● **Short exercise**
Retype all of the data. Every line must match exactly.

Data listing:
******************************
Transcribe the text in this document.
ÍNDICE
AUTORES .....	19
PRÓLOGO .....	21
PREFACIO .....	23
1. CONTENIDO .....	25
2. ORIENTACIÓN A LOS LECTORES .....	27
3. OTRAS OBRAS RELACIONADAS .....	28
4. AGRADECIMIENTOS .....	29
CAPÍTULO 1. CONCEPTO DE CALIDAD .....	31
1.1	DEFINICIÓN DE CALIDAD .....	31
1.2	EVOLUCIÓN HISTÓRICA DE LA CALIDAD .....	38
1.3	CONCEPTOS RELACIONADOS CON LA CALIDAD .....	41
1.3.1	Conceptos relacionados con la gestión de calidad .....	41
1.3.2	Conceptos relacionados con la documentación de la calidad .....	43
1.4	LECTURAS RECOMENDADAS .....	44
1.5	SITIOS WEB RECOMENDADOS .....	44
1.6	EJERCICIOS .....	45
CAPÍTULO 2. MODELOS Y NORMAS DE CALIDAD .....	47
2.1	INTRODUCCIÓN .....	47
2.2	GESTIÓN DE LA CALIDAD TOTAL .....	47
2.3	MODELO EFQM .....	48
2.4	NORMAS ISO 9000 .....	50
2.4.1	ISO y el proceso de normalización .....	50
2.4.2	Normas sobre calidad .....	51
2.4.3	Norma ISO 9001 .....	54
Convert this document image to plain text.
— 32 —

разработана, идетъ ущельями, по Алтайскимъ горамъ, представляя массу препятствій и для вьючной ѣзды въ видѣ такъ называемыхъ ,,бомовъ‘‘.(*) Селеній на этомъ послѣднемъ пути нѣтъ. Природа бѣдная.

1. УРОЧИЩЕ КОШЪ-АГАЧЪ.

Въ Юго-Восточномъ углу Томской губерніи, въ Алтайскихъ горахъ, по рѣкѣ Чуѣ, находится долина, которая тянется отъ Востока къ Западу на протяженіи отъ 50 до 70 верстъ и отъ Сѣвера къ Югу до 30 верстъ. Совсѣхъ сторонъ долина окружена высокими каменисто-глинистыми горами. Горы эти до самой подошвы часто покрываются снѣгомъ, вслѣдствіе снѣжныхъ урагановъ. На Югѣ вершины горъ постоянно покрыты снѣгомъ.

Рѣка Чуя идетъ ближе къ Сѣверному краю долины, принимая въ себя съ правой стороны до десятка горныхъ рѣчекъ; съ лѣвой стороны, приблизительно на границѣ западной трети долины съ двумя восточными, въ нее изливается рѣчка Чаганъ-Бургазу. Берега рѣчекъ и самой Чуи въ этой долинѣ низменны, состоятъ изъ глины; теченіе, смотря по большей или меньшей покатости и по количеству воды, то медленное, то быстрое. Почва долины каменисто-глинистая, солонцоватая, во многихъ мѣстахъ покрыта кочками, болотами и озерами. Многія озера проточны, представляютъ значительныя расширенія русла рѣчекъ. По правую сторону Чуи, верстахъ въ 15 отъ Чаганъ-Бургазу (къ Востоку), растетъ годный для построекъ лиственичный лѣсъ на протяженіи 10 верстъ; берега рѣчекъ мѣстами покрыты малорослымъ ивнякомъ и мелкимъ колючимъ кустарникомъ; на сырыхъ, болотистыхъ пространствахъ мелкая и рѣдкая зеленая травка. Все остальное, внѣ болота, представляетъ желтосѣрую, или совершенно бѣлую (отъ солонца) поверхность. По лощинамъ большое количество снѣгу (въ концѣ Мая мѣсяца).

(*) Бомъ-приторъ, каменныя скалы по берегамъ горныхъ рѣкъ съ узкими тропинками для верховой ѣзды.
******************************
● **Final answer**
Transcribe the text in this document.
ÍNDICE
AUTORES .....	19
PRÓLOGO .....	21
PREFACIO .....	23
1. CONTENIDO .....	25
2. ORIENTACIÓN A LOS LECTORES .....	27
3. OTRAS OBRAS RELACIONADAS .....	28
4. AGRADECIMIENTOS .....	29
CAPÍTULO 1. CONCEPTO DE CALIDAD .....	31
1.1	DEFINICIÓN DE CALIDAD .....	31
1.2	EVOLUCIÓN HISTÓRICA DE LA CALIDAD .....	38
1.3	CONCEPTOS RELACIONADOS CON LA CALIDAD .....	41
1.3.1	Conceptos relacionados con la gestión de calidad .....	41
1.3.2	Conceptos relacionados con la documentación de la calidad .....	43
1.4	LECTURAS RECOMENDADAS .....	44
1.5	SITIOS WEB RECOMENDADOS .....	44
1.6	EJERCICIOS .....	45
CAPÍTULO 2. MODELOS Y NORMAS DE CALIDAD .....	47
2.1	INTRODUCCIÓN .....	47
2.2	GESTIÓN DE LA CALIDAD TOTAL .....	47
2.3	MODELO EFQM .....	48
2.4	NORMAS ISO 9000 .....	50
2.4.1	ISO y el proceso de normalización .....	50
2.4.2	Normas sobre calidad .....	51
2.4.3	Norma ISO 9001 .....	54
Convert this document image to plain text.
— 32 —

разработана, идетъ ущельями, по Алтайскимъ горамъ, представляя массу препятствій и для вьючной ѣзды въ видѣ такъ называемыхъ ,,бомовъ‘‘.(*) Селеній на этомъ послѣднемъ пути нѣтъ. Природа бѣдная.

1. УРОЧИЩЕ КОШЪ-АГАЧЪ.

Въ Юго-Восточномъ углу Томской губерніи, въ Алтайскихъ горахъ, по рѣкѣ Чуѣ, находится долина, которая тянется отъ Востока къ Западу на протяженіи отъ 50 до 70 верстъ и отъ Сѣвера къ Югу до 30 верстъ. Совсѣхъ сторонъ долина окружена высокими каменисто-глинистыми горами. Горы эти до самой подошвы часто покрываются снѣгомъ, вслѣдствіе снѣжныхъ урагановъ. На Югѣ вершины горъ постоянно покрыты снѣгомъ.

Рѣка Чуя идетъ ближе къ Сѣверному краю долины, принимая въ себя съ правой стороны до десятка горныхъ рѣчекъ; съ лѣвой стороны, приблизительно на границѣ западной трети долины съ двумя восточными, въ нее изливается рѣчка Чаганъ-Бургазу. Берега рѣчекъ и самой Чуи въ этой долинѣ низменны, состоятъ изъ глины; теченіе, смотря по большей или меньшей покатости и по количеству воды, то медленное, то быстрое. Почва долины каменисто-глинистая, солонцоватая, во многихъ мѣстахъ покрыта кочками, болотами и озерами. Многія озера проточны, представляютъ значительныя расширенія русла рѣчекъ. По правую сторону Чуи, верстахъ въ 15 отъ Чаганъ-Бургазу (къ Востоку), растетъ годный для построекъ лиственичный лѣсъ на протяженіи 10 верстъ; берега рѣчекъ мѣстами покрыты малорослымъ ивнякомъ и мелкимъ колючимъ кустарникомъ; на сырыхъ, болотистыхъ пространствахъ мелкая и рѣдкая зеленая травка. Все остальное, внѣ болота, представляетъ желтосѣрую, или совершенно бѣлую (отъ солонца) поверхность. По лощинамъ большое количество снѣгу (въ концѣ Мая мѣсяца).

(*) Бомъ-приторъ, каменныя скалы по берегамъ горныхъ рѣкъ съ узкими тропинками для верховой ѣзды.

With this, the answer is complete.